## START

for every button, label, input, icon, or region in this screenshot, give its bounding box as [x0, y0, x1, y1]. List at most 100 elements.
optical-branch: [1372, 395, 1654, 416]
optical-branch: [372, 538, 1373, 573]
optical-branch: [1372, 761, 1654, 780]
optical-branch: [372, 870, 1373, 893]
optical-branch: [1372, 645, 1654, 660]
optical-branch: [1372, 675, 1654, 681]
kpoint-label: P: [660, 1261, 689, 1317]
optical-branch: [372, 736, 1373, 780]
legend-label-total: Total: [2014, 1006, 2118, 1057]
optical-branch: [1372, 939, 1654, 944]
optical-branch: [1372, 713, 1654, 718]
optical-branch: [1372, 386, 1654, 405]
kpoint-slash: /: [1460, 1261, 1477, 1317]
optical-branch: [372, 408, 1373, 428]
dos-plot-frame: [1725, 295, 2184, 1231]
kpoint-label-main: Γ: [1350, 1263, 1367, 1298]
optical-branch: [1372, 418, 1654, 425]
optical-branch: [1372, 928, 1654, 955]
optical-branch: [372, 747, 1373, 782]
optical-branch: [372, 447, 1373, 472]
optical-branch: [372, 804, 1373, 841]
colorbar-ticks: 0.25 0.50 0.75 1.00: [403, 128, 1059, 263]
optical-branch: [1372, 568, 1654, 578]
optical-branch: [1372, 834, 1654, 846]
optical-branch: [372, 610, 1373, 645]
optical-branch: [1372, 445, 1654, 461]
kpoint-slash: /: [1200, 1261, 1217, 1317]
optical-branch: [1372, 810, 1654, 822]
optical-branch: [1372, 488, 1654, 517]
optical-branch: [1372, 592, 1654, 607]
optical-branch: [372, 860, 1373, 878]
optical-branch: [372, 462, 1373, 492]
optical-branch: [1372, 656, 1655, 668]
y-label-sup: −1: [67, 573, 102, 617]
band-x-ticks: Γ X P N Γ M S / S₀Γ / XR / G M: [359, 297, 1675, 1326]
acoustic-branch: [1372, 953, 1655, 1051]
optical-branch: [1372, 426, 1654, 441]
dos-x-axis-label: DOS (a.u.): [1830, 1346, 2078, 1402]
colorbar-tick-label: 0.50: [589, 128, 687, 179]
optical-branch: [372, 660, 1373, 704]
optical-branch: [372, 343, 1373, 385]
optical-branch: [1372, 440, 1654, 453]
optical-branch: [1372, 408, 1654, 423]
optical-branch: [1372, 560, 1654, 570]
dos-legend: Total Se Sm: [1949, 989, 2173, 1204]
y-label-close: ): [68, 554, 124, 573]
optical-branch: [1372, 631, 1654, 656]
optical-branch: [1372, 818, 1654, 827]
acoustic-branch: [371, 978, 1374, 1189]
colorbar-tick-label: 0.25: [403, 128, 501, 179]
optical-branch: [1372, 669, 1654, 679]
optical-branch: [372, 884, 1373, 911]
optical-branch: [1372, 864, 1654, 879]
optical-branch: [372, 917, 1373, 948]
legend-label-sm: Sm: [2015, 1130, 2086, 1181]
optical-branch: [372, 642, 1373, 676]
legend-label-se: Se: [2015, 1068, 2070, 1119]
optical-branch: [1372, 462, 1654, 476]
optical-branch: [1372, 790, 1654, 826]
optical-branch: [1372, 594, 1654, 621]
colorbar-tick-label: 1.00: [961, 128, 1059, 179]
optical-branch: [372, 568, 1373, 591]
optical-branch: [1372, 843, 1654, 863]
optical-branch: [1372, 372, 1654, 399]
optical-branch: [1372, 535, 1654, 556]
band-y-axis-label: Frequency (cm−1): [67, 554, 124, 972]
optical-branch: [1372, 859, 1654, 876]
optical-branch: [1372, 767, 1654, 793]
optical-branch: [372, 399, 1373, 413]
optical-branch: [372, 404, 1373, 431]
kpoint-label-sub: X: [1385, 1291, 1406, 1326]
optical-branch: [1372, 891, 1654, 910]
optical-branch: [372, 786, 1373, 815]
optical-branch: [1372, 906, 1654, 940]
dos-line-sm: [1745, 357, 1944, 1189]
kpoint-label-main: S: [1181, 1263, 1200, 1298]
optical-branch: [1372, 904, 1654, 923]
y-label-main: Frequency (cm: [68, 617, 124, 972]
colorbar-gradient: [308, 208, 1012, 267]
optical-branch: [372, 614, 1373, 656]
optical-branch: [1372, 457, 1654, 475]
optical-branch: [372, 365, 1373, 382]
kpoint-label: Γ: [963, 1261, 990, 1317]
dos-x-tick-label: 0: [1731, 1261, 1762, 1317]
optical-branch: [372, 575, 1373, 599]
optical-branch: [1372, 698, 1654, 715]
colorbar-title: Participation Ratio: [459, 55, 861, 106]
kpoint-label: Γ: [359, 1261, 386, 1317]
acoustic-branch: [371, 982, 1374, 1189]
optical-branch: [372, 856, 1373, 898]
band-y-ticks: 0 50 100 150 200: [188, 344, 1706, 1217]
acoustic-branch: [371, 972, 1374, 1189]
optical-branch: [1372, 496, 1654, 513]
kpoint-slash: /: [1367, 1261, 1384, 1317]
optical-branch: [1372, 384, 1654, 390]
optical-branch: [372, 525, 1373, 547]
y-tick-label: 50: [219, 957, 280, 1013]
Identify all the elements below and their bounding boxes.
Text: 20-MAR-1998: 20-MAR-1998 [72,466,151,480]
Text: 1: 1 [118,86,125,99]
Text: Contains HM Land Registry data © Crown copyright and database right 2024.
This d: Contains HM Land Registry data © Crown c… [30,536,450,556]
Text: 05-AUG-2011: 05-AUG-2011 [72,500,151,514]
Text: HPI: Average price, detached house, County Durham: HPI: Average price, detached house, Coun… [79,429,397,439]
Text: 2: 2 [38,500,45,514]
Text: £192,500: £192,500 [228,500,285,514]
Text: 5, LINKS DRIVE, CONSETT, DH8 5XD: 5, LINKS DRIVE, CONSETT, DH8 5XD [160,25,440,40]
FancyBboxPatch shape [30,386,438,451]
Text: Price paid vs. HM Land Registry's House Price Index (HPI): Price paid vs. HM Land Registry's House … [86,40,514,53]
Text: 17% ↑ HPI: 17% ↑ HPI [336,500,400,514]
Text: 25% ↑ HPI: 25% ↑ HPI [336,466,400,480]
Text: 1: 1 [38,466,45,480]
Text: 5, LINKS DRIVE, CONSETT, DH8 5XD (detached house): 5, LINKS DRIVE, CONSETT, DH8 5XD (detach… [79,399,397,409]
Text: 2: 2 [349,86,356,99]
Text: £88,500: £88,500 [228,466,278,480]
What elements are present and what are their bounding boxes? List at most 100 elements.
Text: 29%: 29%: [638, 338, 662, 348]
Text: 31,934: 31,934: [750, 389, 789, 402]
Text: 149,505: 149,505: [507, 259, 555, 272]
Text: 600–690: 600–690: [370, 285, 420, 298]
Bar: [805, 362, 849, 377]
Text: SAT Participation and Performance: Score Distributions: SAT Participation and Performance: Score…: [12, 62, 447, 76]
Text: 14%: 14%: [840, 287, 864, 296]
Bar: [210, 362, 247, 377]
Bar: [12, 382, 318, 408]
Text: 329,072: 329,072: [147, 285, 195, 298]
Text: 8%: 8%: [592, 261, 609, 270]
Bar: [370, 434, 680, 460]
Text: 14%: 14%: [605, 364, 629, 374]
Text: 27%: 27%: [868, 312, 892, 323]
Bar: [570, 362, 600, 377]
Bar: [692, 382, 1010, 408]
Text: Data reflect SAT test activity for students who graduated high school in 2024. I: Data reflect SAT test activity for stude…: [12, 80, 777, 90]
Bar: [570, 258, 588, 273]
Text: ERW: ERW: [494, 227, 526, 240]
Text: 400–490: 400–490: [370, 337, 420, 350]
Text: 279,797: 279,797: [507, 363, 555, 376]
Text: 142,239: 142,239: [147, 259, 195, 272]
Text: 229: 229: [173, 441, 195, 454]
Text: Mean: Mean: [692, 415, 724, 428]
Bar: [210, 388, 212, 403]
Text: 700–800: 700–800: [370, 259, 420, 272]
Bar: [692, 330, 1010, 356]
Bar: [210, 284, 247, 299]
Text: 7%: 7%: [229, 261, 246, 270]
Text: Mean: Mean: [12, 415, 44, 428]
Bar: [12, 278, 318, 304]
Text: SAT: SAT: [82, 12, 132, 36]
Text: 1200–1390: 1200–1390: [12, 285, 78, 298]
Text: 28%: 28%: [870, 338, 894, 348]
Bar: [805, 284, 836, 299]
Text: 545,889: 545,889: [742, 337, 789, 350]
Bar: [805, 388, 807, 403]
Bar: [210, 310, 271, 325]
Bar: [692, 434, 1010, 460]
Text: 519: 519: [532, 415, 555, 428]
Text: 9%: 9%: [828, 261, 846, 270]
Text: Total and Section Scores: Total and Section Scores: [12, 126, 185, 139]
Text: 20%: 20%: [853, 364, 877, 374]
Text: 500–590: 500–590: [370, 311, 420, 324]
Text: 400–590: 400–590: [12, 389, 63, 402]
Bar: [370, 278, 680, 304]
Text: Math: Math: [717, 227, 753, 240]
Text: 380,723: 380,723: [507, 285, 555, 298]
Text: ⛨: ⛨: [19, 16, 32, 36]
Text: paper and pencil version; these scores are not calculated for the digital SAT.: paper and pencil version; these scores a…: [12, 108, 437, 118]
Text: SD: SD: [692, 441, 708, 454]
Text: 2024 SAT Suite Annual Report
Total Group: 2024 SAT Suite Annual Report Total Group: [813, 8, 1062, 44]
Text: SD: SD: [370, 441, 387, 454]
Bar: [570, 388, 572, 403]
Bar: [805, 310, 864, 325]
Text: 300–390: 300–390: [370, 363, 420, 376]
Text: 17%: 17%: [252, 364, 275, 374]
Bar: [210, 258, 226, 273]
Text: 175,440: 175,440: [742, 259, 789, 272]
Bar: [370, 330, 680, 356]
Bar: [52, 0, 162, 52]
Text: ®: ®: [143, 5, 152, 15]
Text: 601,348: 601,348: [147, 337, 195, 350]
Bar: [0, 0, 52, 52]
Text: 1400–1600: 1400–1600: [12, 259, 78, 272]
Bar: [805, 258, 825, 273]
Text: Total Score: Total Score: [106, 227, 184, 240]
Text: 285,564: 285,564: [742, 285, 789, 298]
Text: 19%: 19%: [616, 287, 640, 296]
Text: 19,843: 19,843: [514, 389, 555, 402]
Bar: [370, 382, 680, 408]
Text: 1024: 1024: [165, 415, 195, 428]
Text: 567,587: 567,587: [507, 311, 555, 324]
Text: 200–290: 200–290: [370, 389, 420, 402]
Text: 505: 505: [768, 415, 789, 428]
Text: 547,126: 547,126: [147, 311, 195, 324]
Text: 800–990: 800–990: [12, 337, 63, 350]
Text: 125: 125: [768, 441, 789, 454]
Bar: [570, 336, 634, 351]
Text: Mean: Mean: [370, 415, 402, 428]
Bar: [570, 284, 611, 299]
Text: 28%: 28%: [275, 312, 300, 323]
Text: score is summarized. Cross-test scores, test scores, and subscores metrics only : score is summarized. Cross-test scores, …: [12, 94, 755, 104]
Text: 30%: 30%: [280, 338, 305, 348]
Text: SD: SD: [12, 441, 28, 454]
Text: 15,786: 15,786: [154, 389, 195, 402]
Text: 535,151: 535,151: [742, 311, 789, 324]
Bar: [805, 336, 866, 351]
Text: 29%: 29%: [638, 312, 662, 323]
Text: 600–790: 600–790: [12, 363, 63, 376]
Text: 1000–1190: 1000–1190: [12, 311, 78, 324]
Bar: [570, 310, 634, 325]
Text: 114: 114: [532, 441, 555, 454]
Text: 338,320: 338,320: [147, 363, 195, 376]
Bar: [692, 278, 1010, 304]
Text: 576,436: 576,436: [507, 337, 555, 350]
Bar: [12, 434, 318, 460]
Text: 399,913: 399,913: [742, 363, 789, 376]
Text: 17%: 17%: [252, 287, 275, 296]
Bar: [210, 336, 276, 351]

## END

- EXERCISE DESCRIPTION: Put the lines from the beginning of the material through the line containing "dos-x-axis-label: DOS (a.u.): [1830, 1346, 2078, 1402]", inclusive, into a JSON list of strings, one string per line, leaving out any blank lines.

- RESULT FOR THIS EXERCISE:
[
  "for every button, label, input, icon, or region in this screenshot, give its bounding box as [x0, y0, x1, y1]. List at most 100 elements.",
  "optical-branch: [1372, 395, 1654, 416]",
  "optical-branch: [372, 538, 1373, 573]",
  "optical-branch: [1372, 761, 1654, 780]",
  "optical-branch: [372, 870, 1373, 893]",
  "optical-branch: [1372, 645, 1654, 660]",
  "optical-branch: [1372, 675, 1654, 681]",
  "kpoint-label: P: [660, 1261, 689, 1317]",
  "optical-branch: [372, 736, 1373, 780]",
  "legend-label-total: Total: [2014, 1006, 2118, 1057]",
  "optical-branch: [1372, 939, 1654, 944]",
  "optical-branch: [1372, 713, 1654, 718]",
  "optical-branch: [1372, 386, 1654, 405]",
  "kpoint-slash: /: [1460, 1261, 1477, 1317]",
  "optical-branch: [372, 408, 1373, 428]",
  "dos-plot-frame: [1725, 295, 2184, 1231]",
  "kpoint-label-main: Γ: [1350, 1263, 1367, 1298]",
  "optical-branch: [1372, 418, 1654, 425]",
  "optical-branch: [1372, 928, 1654, 955]",
  "optical-branch: [372, 747, 1373, 782]",
  "optical-branch: [372, 447, 1373, 472]",
  "optical-branch: [372, 804, 1373, 841]",
  "colorbar-ticks: 0.25 0.50 0.75 1.00: [403, 128, 1059, 263]",
  "optical-branch: [1372, 568, 1654, 578]",
  "optical-branch: [1372, 834, 1654, 846]",
  "optical-branch: [372, 610, 1373, 645]",
  "optical-branch: [1372, 445, 1654, 461]",
  "kpoint-slash: /: [1200, 1261, 1217, 1317]",
  "optical-branch: [1372, 810, 1654, 822]",
  "optical-branch: [1372, 488, 1654, 517]",
  "optical-branch: [1372, 592, 1654, 607]",
  "optical-branch: [372, 860, 1373, 878]",
  "optical-branch: [372, 462, 1373, 492]",
  "optical-branch: [1372, 656, 1655, 668]",
  "y-label-sup: −1: [67, 573, 102, 617]",
  "band-x-ticks: Γ X P N Γ M S / S₀Γ / XR / G M: [359, 297, 1675, 1326]",
  "acoustic-branch: [1372, 953, 1655, 1051]",
  "optical-branch: [1372, 426, 1654, 441]",
  "dos-x-axis-label: DOS (a.u.): [1830, 1346, 2078, 1402]"
]